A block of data
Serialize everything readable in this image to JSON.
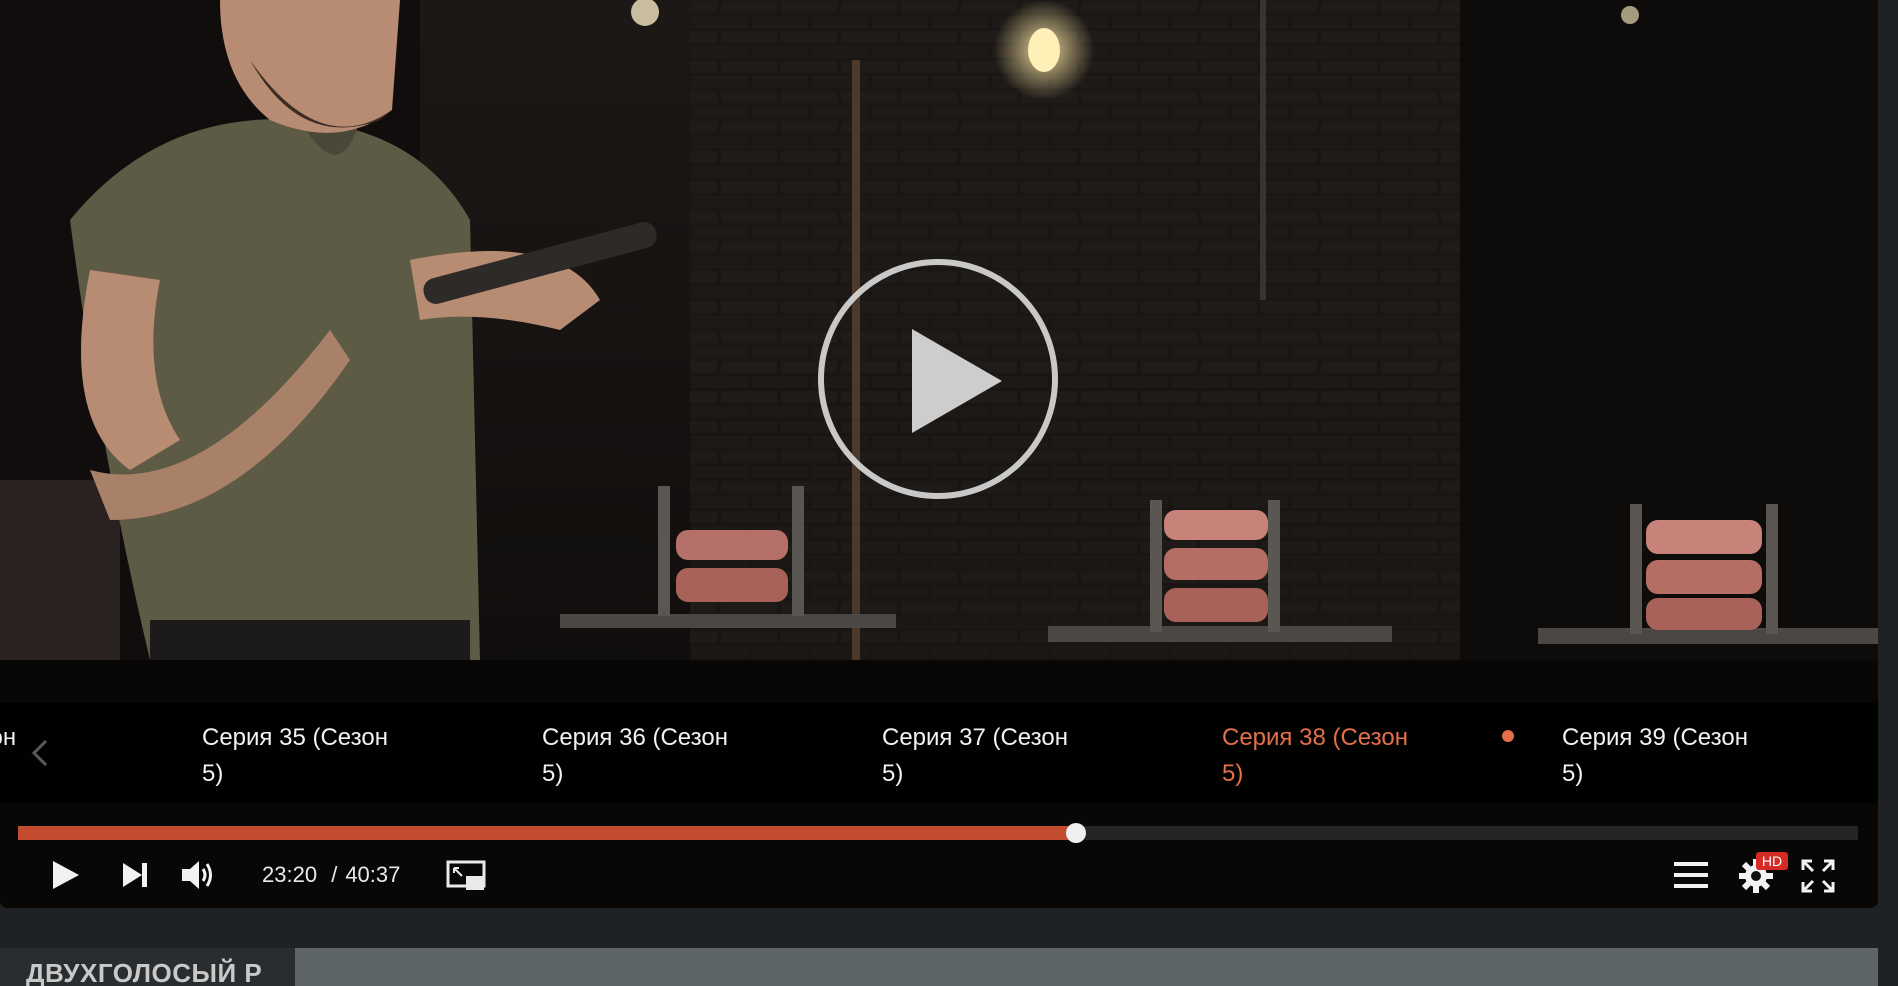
{
  "player": {
    "video_scene": "cooking-show-frame",
    "big_play_icon": "play-circle-icon"
  },
  "episodes": [
    {
      "label": "езон",
      "current": false
    },
    {
      "label": "Серия 35 (Сезон 5)",
      "current": false
    },
    {
      "label": "Серия 36 (Сезон 5)",
      "current": false
    },
    {
      "label": "Серия 37 (Сезон 5)",
      "current": false
    },
    {
      "label": "Серия 38 (Сезон 5)",
      "current": true
    },
    {
      "label": "Серия 39 (Сезон 5)",
      "current": false
    }
  ],
  "progress": {
    "played_fraction": 0.575
  },
  "controls": {
    "current_time": "23:20",
    "separator": "/",
    "duration": "40:37",
    "hd_badge": "HD"
  },
  "colors": {
    "accent": "#c34c2e",
    "current_episode": "#e46f4c",
    "hd_badge": "#d62b25",
    "panel_grey": "#5d6569"
  },
  "bottom": {
    "title": "ДВУХГОЛОСЫЙ Р"
  }
}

» **The exercise**
Will you set down the records word for word while leaving out every picture?

» **The completed task**
Serialize everything readable in this image to JSON.
{
  "player": {
    "video_scene": "cooking-show-frame",
    "big_play_icon": "play-circle-icon"
  },
  "episodes": [
    {
      "label": "езон",
      "current": false
    },
    {
      "label": "Серия 35 (Сезон 5)",
      "current": false
    },
    {
      "label": "Серия 36 (Сезон 5)",
      "current": false
    },
    {
      "label": "Серия 37 (Сезон 5)",
      "current": false
    },
    {
      "label": "Серия 38 (Сезон 5)",
      "current": true
    },
    {
      "label": "Серия 39 (Сезон 5)",
      "current": false
    }
  ],
  "progress": {
    "played_fraction": 0.575
  },
  "controls": {
    "current_time": "23:20",
    "separator": "/",
    "duration": "40:37",
    "hd_badge": "HD"
  },
  "colors": {
    "accent": "#c34c2e",
    "current_episode": "#e46f4c",
    "hd_badge": "#d62b25",
    "panel_grey": "#5d6569"
  },
  "bottom": {
    "title": "ДВУХГОЛОСЫЙ Р"
  }
}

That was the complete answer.